Items from a data source:
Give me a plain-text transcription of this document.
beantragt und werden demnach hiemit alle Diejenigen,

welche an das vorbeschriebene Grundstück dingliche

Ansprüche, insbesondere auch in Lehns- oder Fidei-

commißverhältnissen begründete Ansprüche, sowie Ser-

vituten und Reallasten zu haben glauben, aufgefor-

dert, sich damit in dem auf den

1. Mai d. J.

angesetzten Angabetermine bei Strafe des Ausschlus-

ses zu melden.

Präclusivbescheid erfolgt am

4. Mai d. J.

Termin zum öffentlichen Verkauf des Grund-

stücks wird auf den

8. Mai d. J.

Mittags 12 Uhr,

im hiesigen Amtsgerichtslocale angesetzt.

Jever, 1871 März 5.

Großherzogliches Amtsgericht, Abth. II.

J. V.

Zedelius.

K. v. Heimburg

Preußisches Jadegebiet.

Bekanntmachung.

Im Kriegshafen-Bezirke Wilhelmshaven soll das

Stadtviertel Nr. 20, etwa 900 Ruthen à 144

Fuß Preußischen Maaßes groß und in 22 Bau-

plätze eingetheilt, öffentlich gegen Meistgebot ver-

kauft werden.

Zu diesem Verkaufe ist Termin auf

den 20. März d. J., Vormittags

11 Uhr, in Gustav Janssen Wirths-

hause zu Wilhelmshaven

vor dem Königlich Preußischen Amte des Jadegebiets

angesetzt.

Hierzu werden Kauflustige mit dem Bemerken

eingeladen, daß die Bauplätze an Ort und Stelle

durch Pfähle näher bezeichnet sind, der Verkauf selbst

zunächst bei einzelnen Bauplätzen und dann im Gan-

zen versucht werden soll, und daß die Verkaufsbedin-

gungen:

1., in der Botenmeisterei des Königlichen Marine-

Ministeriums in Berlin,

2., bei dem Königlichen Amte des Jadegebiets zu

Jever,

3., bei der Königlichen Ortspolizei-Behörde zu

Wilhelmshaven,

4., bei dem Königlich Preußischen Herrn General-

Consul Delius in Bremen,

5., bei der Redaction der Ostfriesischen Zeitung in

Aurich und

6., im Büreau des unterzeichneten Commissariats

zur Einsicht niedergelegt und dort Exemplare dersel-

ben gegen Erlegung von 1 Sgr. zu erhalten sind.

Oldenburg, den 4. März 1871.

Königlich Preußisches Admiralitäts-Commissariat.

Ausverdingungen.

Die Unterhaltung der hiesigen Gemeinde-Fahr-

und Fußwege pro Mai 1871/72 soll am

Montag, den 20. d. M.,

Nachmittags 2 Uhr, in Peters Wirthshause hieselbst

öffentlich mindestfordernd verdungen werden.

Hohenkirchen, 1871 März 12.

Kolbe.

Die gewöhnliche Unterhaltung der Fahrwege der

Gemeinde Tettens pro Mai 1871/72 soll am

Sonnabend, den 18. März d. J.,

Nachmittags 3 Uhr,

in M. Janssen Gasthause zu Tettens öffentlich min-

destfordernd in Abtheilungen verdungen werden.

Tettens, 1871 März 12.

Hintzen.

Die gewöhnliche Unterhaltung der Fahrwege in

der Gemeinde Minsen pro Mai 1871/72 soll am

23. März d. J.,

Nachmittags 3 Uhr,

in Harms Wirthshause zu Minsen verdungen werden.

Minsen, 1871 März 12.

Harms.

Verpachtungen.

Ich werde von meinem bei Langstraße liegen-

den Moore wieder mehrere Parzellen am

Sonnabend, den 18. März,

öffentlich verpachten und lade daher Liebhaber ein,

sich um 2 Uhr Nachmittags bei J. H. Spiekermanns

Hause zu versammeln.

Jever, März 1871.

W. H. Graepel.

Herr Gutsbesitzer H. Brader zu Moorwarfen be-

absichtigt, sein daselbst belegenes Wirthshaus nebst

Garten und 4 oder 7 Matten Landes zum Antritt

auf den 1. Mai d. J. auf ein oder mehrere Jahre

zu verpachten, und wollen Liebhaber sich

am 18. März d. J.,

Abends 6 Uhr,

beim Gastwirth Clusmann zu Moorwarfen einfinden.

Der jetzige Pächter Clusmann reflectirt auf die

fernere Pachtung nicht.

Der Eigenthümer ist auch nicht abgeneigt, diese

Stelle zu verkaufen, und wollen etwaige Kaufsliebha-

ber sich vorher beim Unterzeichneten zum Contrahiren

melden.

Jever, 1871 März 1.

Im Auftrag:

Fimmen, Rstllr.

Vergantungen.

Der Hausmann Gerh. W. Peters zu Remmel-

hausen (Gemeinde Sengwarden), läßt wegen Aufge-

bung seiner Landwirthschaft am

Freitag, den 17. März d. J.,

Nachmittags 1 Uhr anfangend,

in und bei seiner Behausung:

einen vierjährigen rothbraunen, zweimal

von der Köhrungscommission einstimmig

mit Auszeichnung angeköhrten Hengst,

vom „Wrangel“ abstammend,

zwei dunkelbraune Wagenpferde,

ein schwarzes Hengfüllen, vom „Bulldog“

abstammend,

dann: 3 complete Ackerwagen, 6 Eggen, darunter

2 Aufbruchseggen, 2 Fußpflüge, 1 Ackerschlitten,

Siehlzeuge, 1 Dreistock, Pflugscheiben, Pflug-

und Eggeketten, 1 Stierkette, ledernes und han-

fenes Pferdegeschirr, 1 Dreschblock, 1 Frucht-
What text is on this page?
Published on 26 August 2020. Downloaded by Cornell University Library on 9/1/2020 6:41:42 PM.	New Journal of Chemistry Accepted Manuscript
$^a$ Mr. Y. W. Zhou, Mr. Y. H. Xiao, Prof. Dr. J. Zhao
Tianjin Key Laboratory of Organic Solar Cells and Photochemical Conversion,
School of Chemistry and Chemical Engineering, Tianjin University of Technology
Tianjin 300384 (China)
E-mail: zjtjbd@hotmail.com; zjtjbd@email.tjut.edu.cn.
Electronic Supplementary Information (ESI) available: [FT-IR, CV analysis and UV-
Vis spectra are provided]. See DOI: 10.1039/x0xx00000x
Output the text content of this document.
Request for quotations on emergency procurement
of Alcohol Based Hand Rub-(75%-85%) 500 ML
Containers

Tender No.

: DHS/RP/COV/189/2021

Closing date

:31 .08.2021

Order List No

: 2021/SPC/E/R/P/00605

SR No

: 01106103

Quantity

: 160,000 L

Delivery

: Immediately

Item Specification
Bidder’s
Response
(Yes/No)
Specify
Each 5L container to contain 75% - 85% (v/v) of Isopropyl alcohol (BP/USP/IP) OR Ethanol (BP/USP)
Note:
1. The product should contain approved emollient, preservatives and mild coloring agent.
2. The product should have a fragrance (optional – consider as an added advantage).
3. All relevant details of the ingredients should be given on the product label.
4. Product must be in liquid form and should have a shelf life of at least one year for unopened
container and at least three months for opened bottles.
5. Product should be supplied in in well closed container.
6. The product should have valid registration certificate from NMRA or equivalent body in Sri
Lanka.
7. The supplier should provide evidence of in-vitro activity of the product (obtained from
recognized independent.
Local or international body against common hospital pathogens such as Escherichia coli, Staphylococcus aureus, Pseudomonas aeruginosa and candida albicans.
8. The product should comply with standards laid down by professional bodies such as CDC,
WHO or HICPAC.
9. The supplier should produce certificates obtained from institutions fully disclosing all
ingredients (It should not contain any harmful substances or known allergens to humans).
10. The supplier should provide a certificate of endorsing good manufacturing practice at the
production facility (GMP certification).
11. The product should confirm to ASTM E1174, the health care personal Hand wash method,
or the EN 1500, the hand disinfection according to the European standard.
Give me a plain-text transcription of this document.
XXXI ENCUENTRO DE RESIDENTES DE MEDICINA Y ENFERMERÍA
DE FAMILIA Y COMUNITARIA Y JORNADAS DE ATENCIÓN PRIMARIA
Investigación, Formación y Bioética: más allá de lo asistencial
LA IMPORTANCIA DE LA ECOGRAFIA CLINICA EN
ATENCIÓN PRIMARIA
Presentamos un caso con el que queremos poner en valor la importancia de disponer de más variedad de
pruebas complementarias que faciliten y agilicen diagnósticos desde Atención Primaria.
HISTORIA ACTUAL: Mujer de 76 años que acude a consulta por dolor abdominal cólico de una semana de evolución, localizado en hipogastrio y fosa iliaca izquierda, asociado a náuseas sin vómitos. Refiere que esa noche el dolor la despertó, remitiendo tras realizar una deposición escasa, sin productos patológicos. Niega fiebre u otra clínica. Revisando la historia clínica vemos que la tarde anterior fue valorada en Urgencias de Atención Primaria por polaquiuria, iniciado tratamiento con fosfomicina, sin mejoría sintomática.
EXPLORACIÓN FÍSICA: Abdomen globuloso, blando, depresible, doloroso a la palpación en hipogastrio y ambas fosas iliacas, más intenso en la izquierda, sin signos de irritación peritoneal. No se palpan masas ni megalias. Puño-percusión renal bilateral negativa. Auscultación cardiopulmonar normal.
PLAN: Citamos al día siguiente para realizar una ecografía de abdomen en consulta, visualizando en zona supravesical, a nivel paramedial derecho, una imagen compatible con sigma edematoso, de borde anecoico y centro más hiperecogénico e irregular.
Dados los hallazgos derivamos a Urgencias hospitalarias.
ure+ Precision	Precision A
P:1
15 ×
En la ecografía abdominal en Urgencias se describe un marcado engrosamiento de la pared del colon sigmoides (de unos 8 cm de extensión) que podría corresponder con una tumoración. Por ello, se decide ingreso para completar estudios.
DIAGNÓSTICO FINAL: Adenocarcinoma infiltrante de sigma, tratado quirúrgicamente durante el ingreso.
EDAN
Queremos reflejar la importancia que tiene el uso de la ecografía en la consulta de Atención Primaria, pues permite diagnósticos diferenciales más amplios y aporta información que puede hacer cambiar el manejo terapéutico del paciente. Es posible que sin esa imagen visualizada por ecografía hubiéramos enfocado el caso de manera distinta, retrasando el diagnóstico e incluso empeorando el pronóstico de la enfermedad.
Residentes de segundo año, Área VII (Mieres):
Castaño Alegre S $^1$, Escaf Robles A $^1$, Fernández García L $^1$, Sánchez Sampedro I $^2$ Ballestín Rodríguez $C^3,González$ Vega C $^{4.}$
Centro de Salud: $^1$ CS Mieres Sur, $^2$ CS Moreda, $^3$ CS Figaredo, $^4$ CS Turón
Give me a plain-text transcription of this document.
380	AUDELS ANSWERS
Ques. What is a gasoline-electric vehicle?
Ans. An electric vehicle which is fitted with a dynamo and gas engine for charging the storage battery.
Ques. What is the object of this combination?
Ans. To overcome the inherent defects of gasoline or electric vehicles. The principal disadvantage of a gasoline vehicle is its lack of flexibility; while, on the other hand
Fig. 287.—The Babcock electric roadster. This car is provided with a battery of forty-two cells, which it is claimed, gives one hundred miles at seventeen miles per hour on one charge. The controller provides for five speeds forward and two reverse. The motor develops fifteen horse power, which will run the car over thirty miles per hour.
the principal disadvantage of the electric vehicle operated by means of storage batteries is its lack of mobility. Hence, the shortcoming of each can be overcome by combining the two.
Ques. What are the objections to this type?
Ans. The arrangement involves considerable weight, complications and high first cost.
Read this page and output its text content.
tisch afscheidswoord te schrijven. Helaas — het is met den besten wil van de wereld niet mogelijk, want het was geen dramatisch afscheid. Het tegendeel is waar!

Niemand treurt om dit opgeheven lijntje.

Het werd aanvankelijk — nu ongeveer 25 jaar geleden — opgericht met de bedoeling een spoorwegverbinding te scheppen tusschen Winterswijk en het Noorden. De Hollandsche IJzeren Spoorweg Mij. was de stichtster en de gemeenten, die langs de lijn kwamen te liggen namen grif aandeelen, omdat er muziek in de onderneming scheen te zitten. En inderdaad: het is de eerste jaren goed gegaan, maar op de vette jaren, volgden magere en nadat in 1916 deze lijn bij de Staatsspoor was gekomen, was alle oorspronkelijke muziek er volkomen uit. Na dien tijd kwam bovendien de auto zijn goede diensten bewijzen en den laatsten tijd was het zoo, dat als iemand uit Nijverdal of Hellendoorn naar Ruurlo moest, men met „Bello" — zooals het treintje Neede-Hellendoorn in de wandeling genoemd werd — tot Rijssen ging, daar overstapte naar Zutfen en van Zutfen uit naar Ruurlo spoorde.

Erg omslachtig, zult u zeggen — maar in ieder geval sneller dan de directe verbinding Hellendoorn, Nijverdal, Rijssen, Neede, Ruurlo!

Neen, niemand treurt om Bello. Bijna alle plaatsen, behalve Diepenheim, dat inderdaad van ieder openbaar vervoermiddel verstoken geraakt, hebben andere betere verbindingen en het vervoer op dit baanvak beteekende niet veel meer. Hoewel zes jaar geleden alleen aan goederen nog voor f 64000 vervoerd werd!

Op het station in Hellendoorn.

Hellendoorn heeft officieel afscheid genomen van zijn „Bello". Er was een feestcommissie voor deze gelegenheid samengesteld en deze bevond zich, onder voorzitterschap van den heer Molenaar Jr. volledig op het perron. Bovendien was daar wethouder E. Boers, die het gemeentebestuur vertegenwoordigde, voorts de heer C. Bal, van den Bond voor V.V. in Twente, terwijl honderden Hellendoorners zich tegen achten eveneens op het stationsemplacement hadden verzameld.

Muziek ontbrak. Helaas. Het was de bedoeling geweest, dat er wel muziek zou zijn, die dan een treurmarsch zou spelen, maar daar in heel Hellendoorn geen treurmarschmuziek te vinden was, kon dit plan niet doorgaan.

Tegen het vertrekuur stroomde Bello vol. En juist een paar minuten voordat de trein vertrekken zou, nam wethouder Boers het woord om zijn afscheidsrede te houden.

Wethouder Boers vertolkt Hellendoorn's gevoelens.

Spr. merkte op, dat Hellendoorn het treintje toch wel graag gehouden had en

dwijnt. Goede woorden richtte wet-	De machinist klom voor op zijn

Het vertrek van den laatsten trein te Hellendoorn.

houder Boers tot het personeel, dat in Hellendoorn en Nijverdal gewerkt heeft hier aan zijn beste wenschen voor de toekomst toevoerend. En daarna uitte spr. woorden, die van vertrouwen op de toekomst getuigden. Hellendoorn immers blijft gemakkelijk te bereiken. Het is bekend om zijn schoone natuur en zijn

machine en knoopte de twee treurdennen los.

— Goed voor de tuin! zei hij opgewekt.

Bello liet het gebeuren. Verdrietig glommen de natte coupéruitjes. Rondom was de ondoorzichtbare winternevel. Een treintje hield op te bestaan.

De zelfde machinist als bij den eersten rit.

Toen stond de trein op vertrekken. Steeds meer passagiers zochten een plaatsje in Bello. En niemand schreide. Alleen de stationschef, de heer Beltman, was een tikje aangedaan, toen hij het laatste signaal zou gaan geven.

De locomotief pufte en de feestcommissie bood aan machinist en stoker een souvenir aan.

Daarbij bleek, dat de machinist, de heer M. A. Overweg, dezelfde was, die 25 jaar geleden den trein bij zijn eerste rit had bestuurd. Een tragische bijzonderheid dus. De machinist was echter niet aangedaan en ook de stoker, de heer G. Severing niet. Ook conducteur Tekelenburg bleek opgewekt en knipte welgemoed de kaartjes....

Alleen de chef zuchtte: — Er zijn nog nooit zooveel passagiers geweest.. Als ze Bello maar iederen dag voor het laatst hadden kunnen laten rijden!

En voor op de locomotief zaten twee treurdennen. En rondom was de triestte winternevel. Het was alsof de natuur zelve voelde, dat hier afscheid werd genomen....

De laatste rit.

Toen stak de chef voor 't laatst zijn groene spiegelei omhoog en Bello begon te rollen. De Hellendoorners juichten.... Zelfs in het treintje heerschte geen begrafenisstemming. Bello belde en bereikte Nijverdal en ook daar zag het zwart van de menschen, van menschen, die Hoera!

WORK ITEM:
The lines you return should be those above that contain the word "geen", every one of them.

SOLUTION TO THE EXERCISE:
tisch afscheidswoord te schrijven. Helaas — het is met den besten wil van de wereld niet mogelijk, want het was geen dramatisch afscheid. Het tegendeel is waar!
Muziek ontbrak. Helaas. Het was de bedoeling geweest, dat er wel muziek zou zijn, die dan een treurmarsch zou spelen, maar daar in heel Hellendoorn geen treurmarschmuziek te vinden was, kon dit plan niet doorgaan.
Toen stak de chef voor 't laatst zijn groene spiegelei omhoog en Bello begon te rollen. De Hellendoorners juichten.... Zelfs in het treintje heerschte geen begrafenisstemming. Bello belde en bereikte Nijverdal en ook daar zag het zwart van de menschen, van menschen, die Hoera!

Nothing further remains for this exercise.